▸ **Given task**
Reproduce the data exactly and drop any pictures it holds.

** start Records for the exercise **

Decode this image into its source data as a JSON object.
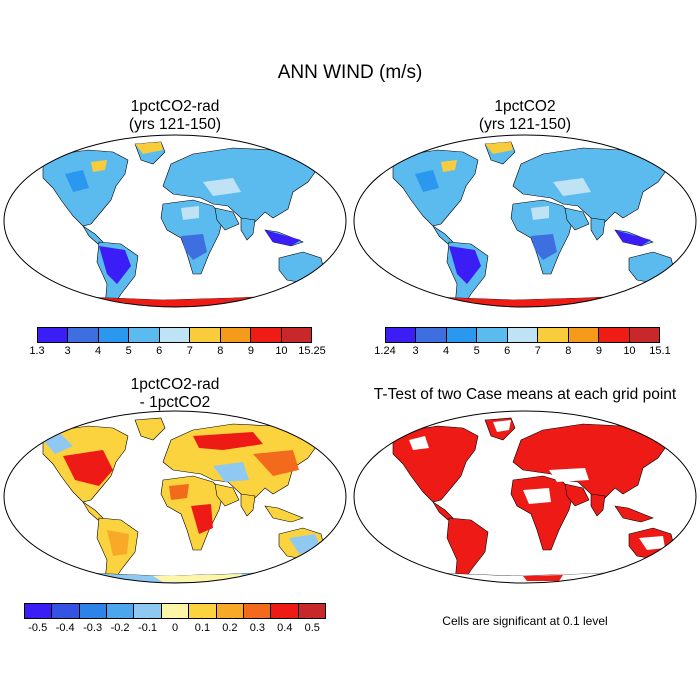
{
  "title": "ANN WIND (m/s)",
  "panels": [
    {
      "title_line1": "1pctCO2-rad",
      "title_line2": "(yrs 121-150)"
    },
    {
      "title_line1": "1pctCO2",
      "title_line2": "(yrs 121-150)"
    },
    {
      "title_line1": "1pctCO2-rad",
      "title_line2": "- 1pctCO2"
    },
    {
      "title_line1": "T-Test of two Case means at each grid point",
      "title_line2": ""
    }
  ],
  "colorbars": {
    "wind1": {
      "colors": [
        "#3a1ef5",
        "#3d6fe0",
        "#2b98ef",
        "#5bbbee",
        "#bfe3f5",
        "#f8cc3b",
        "#f59a1a",
        "#ef1c16",
        "#c8282a"
      ],
      "labels": [
        "1.3",
        "3",
        "4",
        "5",
        "6",
        "7",
        "8",
        "9",
        "10",
        "15.25"
      ]
    },
    "wind2": {
      "colors": [
        "#3a1ef5",
        "#3d6fe0",
        "#2b98ef",
        "#5bbbee",
        "#bfe3f5",
        "#f8cc3b",
        "#f59a1a",
        "#ef1c16",
        "#c8282a"
      ],
      "labels": [
        "1.24",
        "3",
        "4",
        "5",
        "6",
        "7",
        "8",
        "9",
        "10",
        "15.1"
      ]
    },
    "diff": {
      "colors": [
        "#3a1ef5",
        "#3453e2",
        "#2e83e8",
        "#4ba6ee",
        "#8fc8f1",
        "#fdf6a8",
        "#fbd33f",
        "#f9a928",
        "#f46a1c",
        "#ee1a16",
        "#c8282a"
      ],
      "labels": [
        "-0.5",
        "-0.4",
        "-0.3",
        "-0.2",
        "-0.1",
        "0",
        "0.1",
        "0.2",
        "0.3",
        "0.4",
        "0.5"
      ]
    }
  },
  "footnote": "Cells are significant at 0.1 level"
}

** end Records for the exercise **

▸ **Written response**
Decode this image into its source data as a JSON object.
{
  "title": "ANN WIND (m/s)",
  "panels": [
    {
      "title_line1": "1pctCO2-rad",
      "title_line2": "(yrs 121-150)"
    },
    {
      "title_line1": "1pctCO2",
      "title_line2": "(yrs 121-150)"
    },
    {
      "title_line1": "1pctCO2-rad",
      "title_line2": "- 1pctCO2"
    },
    {
      "title_line1": "T-Test of two Case means at each grid point",
      "title_line2": ""
    }
  ],
  "colorbars": {
    "wind1": {
      "colors": [
        "#3a1ef5",
        "#3d6fe0",
        "#2b98ef",
        "#5bbbee",
        "#bfe3f5",
        "#f8cc3b",
        "#f59a1a",
        "#ef1c16",
        "#c8282a"
      ],
      "labels": [
        "1.3",
        "3",
        "4",
        "5",
        "6",
        "7",
        "8",
        "9",
        "10",
        "15.25"
      ]
    },
    "wind2": {
      "colors": [
        "#3a1ef5",
        "#3d6fe0",
        "#2b98ef",
        "#5bbbee",
        "#bfe3f5",
        "#f8cc3b",
        "#f59a1a",
        "#ef1c16",
        "#c8282a"
      ],
      "labels": [
        "1.24",
        "3",
        "4",
        "5",
        "6",
        "7",
        "8",
        "9",
        "10",
        "15.1"
      ]
    },
    "diff": {
      "colors": [
        "#3a1ef5",
        "#3453e2",
        "#2e83e8",
        "#4ba6ee",
        "#8fc8f1",
        "#fdf6a8",
        "#fbd33f",
        "#f9a928",
        "#f46a1c",
        "#ee1a16",
        "#c8282a"
      ],
      "labels": [
        "-0.5",
        "-0.4",
        "-0.3",
        "-0.2",
        "-0.1",
        "0",
        "0.1",
        "0.2",
        "0.3",
        "0.4",
        "0.5"
      ]
    }
  },
  "footnote": "Cells are significant at 0.1 level"
}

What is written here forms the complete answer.